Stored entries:
= = = = = = =

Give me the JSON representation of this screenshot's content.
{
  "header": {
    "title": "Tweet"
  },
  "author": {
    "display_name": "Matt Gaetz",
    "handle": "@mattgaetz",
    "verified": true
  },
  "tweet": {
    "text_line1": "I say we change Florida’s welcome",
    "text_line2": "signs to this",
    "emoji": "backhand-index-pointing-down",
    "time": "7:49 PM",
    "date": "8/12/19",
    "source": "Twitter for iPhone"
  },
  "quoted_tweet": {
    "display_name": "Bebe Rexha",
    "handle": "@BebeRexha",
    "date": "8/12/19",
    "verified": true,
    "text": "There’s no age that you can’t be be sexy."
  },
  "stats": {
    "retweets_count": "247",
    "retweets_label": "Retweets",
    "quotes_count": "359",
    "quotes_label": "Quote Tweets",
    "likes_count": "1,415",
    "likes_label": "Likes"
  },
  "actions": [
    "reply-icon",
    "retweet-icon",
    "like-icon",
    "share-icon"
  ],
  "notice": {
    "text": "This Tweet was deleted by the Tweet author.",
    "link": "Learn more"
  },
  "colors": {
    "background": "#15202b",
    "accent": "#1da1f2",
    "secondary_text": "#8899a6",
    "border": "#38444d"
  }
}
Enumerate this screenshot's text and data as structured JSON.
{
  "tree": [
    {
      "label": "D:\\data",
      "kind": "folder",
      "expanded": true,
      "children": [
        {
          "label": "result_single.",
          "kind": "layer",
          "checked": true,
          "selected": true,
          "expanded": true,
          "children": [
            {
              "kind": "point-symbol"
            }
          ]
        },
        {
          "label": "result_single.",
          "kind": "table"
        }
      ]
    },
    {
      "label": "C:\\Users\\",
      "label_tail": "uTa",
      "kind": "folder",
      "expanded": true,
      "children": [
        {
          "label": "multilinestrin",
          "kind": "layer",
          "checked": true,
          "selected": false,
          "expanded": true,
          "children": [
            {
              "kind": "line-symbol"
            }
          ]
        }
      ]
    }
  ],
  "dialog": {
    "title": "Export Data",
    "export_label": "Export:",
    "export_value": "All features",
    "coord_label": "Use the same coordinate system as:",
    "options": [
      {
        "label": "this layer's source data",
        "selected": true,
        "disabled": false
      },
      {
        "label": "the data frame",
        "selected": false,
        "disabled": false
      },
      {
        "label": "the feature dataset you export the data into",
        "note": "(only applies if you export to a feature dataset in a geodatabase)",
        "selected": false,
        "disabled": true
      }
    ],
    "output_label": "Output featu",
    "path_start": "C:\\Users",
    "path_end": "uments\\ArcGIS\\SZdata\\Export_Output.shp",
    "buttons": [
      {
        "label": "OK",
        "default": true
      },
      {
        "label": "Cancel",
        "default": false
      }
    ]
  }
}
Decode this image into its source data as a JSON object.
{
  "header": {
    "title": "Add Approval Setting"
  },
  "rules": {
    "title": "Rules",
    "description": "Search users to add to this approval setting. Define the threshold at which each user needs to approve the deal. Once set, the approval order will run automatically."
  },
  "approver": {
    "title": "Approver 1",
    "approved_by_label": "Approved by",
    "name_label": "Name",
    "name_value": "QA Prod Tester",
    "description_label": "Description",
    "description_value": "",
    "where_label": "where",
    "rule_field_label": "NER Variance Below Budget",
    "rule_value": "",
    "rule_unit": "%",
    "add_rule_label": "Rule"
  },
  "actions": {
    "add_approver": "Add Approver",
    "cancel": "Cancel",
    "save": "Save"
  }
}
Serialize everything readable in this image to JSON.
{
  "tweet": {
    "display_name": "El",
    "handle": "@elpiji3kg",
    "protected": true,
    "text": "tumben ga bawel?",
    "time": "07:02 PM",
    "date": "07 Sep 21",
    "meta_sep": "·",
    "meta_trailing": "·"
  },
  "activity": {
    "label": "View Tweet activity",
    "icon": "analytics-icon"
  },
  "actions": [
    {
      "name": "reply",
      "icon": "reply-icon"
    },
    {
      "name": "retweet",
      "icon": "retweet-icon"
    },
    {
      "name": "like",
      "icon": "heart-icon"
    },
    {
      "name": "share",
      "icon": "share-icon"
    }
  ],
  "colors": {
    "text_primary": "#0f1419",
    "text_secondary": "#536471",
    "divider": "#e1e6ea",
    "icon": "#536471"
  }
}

= = = = = = =

→ Task statement: Extract all of the data exactly as written.

→ Reply to the exercise:
Give me the JSON representation of this screenshot's content.
{
  "header": {
    "title": "Tweet"
  },
  "author": {
    "display_name": "Matt Gaetz",
    "handle": "@mattgaetz",
    "verified": true
  },
  "tweet": {
    "text_line1": "I say we change Florida’s welcome",
    "text_line2": "signs to this",
    "emoji": "backhand-index-pointing-down",
    "time": "7:49 PM",
    "date": "8/12/19",
    "source": "Twitter for iPhone"
  },
  "quoted_tweet": {
    "display_name": "Bebe Rexha",
    "handle": "@BebeRexha",
    "date": "8/12/19",
    "verified": true,
    "text": "There’s no age that you can’t be be sexy."
  },
  "stats": {
    "retweets_count": "247",
    "retweets_label": "Retweets",
    "quotes_count": "359",
    "quotes_label": "Quote Tweets",
    "likes_count": "1,415",
    "likes_label": "Likes"
  },
  "actions": [
    "reply-icon",
    "retweet-icon",
    "like-icon",
    "share-icon"
  ],
  "notice": {
    "text": "This Tweet was deleted by the Tweet author.",
    "link": "Learn more"
  },
  "colors": {
    "background": "#15202b",
    "accent": "#1da1f2",
    "secondary_text": "#8899a6",
    "border": "#38444d"
  }
}
Enumerate this screenshot's text and data as structured JSON.
{
  "tree": [
    {
      "label": "D:\\data",
      "kind": "folder",
      "expanded": true,
      "children": [
        {
          "label": "result_single.",
          "kind": "layer",
          "checked": true,
          "selected": true,
          "expanded": true,
          "children": [
            {
              "kind": "point-symbol"
            }
          ]
        },
        {
          "label": "result_single.",
          "kind": "table"
        }
      ]
    },
    {
      "label": "C:\\Users\\",
      "label_tail": "uTa",
      "kind": "folder",
      "expanded": true,
      "children": [
        {
          "label": "multilinestrin",
          "kind": "layer",
          "checked": true,
          "selected": false,
          "expanded": true,
          "children": [
            {
              "kind": "line-symbol"
            }
          ]
        }
      ]
    }
  ],
  "dialog": {
    "title": "Export Data",
    "export_label": "Export:",
    "export_value": "All features",
    "coord_label": "Use the same coordinate system as:",
    "options": [
      {
        "label": "this layer's source data",
        "selected": true,
        "disabled": false
      },
      {
        "label": "the data frame",
        "selected": false,
        "disabled": false
      },
      {
        "label": "the feature dataset you export the data into",
        "note": "(only applies if you export to a feature dataset in a geodatabase)",
        "selected": false,
        "disabled": true
      }
    ],
    "output_label": "Output featu",
    "path_start": "C:\\Users",
    "path_end": "uments\\ArcGIS\\SZdata\\Export_Output.shp",
    "buttons": [
      {
        "label": "OK",
        "default": true
      },
      {
        "label": "Cancel",
        "default": false
      }
    ]
  }
}
Decode this image into its source data as a JSON object.
{
  "header": {
    "title": "Add Approval Setting"
  },
  "rules": {
    "title": "Rules",
    "description": "Search users to add to this approval setting. Define the threshold at which each user needs to approve the deal. Once set, the approval order will run automatically."
  },
  "approver": {
    "title": "Approver 1",
    "approved_by_label": "Approved by",
    "name_label": "Name",
    "name_value": "QA Prod Tester",
    "description_label": "Description",
    "description_value": "",
    "where_label": "where",
    "rule_field_label": "NER Variance Below Budget",
    "rule_value": "",
    "rule_unit": "%",
    "add_rule_label": "Rule"
  },
  "actions": {
    "add_approver": "Add Approver",
    "cancel": "Cancel",
    "save": "Save"
  }
}
Serialize everything readable in this image to JSON.
{
  "tweet": {
    "display_name": "El",
    "handle": "@elpiji3kg",
    "protected": true,
    "text": "tumben ga bawel?",
    "time": "07:02 PM",
    "date": "07 Sep 21",
    "meta_sep": "·",
    "meta_trailing": "·"
  },
  "activity": {
    "label": "View Tweet activity",
    "icon": "analytics-icon"
  },
  "actions": [
    {
      "name": "reply",
      "icon": "reply-icon"
    },
    {
      "name": "retweet",
      "icon": "retweet-icon"
    },
    {
      "name": "like",
      "icon": "heart-icon"
    },
    {
      "name": "share",
      "icon": "share-icon"
    }
  ],
  "colors": {
    "text_primary": "#0f1419",
    "text_secondary": "#536471",
    "divider": "#e1e6ea",
    "icon": "#536471"
  }
}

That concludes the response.